• Task details: From the entries below, copy out every line with "ylabel" in it.

━━━━━━━━━━━━━━━━━━━━

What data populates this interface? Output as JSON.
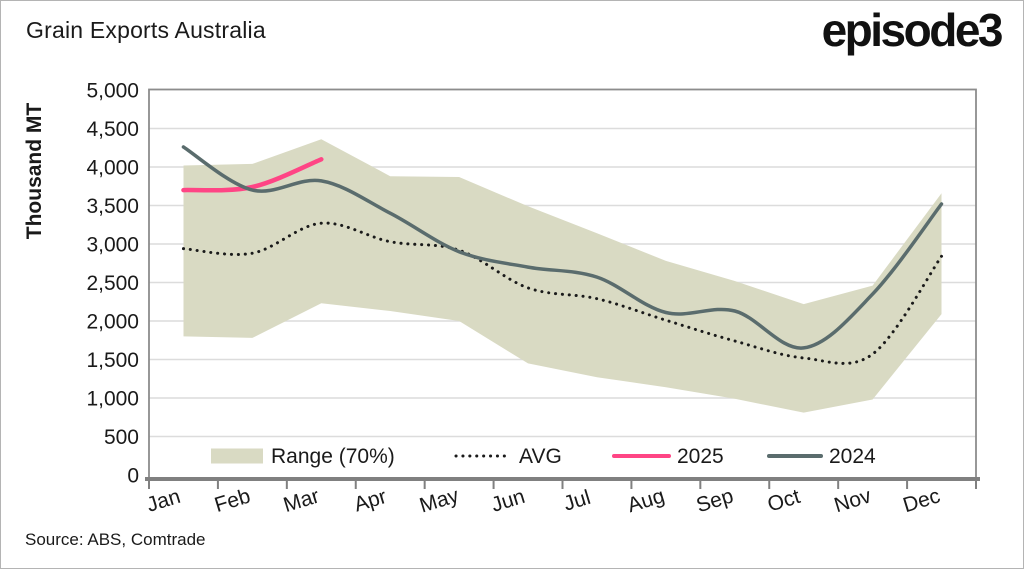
{
  "header": {
    "title": "Grain Exports Australia",
    "logo_text": "episode3"
  },
  "source_note": "Source: ABS, Comtrade",
  "colors": {
    "band": "#D9DAC3",
    "avg_line": "#1A1A1A",
    "line_2025": "#FF4585",
    "line_2024": "#5A6C6D",
    "grid": "#DCDCDC",
    "axis": "#808080",
    "text": "#1A1A1A"
  },
  "chart_data": {
    "type": "line",
    "title": "Grain Exports Australia",
    "ylabel": "Thousand MT",
    "xlabel": "",
    "ylim": [
      0,
      5000
    ],
    "ytick_step": 500,
    "ytick_labels": [
      "0",
      "500",
      "1,000",
      "1,500",
      "2,000",
      "2,500",
      "3,000",
      "3,500",
      "4,000",
      "4,500",
      "5,000"
    ],
    "categories": [
      "Jan",
      "Feb",
      "Mar",
      "Apr",
      "May",
      "Jun",
      "Jul",
      "Aug",
      "Sep",
      "Oct",
      "Nov",
      "Dec"
    ],
    "grid": "horizontal",
    "legend_position": "bottom-inside",
    "series": [
      {
        "name": "Range (70%)",
        "type": "band",
        "color": "#D9DAC3",
        "upper": [
          4020,
          4040,
          4360,
          3880,
          3870,
          3490,
          3140,
          2780,
          2520,
          2220,
          2460,
          3660
        ],
        "lower": [
          1800,
          1780,
          2230,
          2130,
          2000,
          1450,
          1270,
          1140,
          990,
          810,
          980,
          2090
        ]
      },
      {
        "name": "AVG",
        "type": "line",
        "style": "dotted",
        "color": "#1A1A1A",
        "values": [
          2940,
          2880,
          3270,
          3030,
          2920,
          2430,
          2290,
          2010,
          1740,
          1520,
          1570,
          2840
        ]
      },
      {
        "name": "2025",
        "type": "line",
        "style": "solid",
        "color": "#FF4585",
        "values": [
          3700,
          3740,
          4100,
          null,
          null,
          null,
          null,
          null,
          null,
          null,
          null,
          null
        ]
      },
      {
        "name": "2024",
        "type": "line",
        "style": "solid",
        "color": "#5A6C6D",
        "values": [
          4260,
          3700,
          3820,
          3400,
          2900,
          2700,
          2570,
          2110,
          2130,
          1650,
          2350,
          3520
        ]
      }
    ]
  }
}
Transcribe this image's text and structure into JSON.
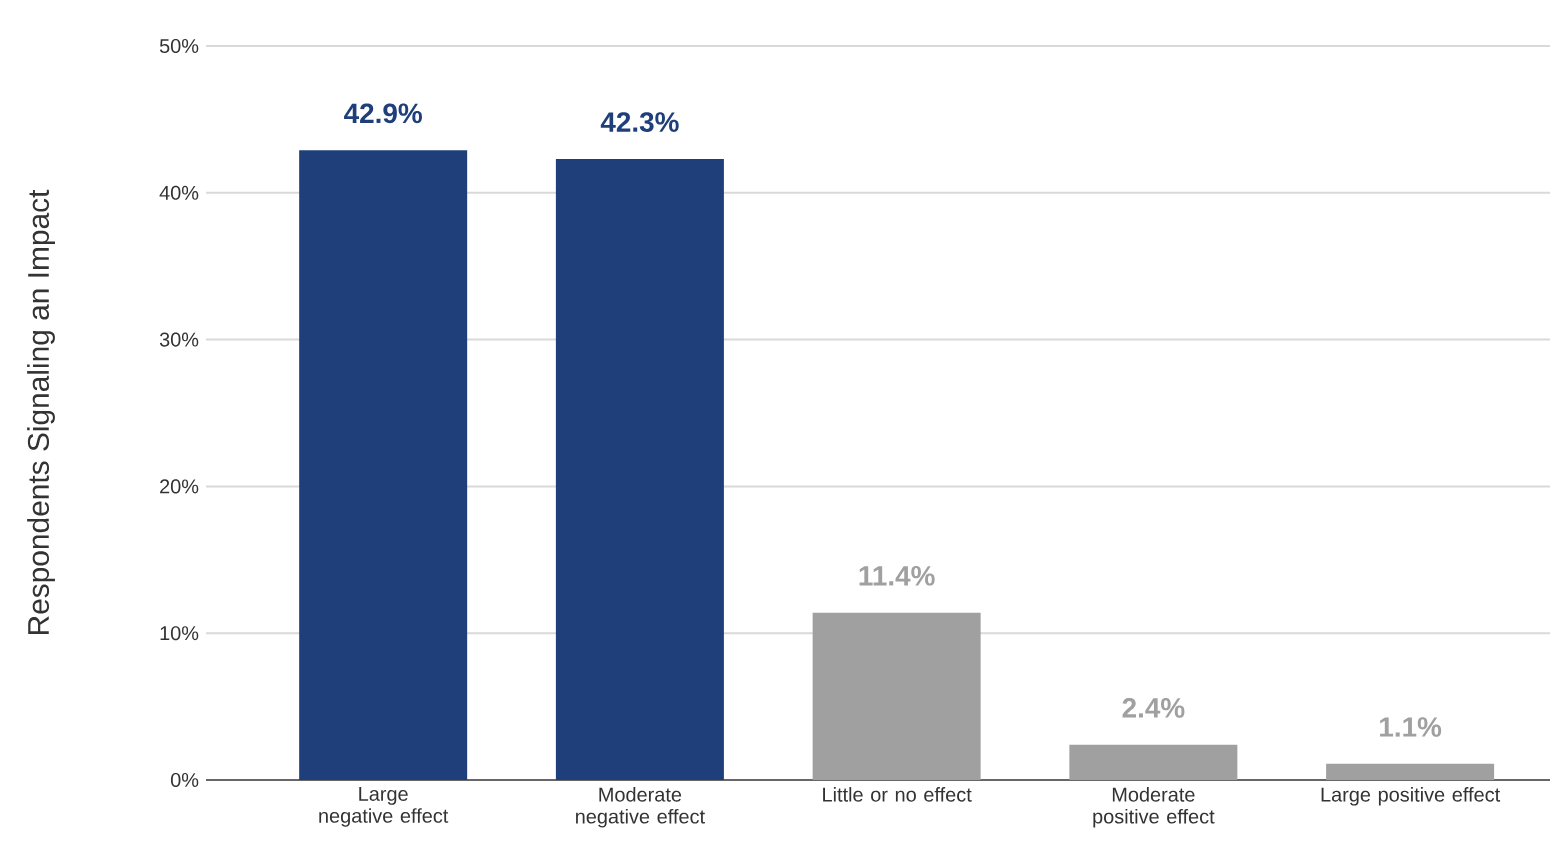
{
  "chart_data": {
    "type": "bar",
    "ylabel": "Respondents Signaling an Impact",
    "categories": [
      "Large negative effect",
      "Moderate negative effect",
      "Little or no effect",
      "Moderate positive effect",
      "Large positive effect"
    ],
    "values": [
      42.9,
      42.3,
      11.4,
      2.4,
      1.1
    ],
    "colors": [
      "#1f3f7a",
      "#1f3f7a",
      "#a0a0a0",
      "#a0a0a0",
      "#a0a0a0"
    ],
    "value_labels": [
      "42.9%",
      "42.3%",
      "11.4%",
      "2.4%",
      "1.1%"
    ],
    "ylim": [
      0,
      50
    ],
    "yticks": [
      {
        "value": 0,
        "label": "0%"
      },
      {
        "value": 10,
        "label": "10%"
      },
      {
        "value": 20,
        "label": "20%"
      },
      {
        "value": 30,
        "label": "30%"
      },
      {
        "value": 40,
        "label": "40%"
      },
      {
        "value": 50,
        "label": "50%"
      }
    ],
    "grid": "y"
  }
}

━━━━━━━━━━━━━━━━━━━━

• Result of the exercise:
    "ylabel": "Thousand MT",
    "ylabel": "Respondents Signaling an Impact",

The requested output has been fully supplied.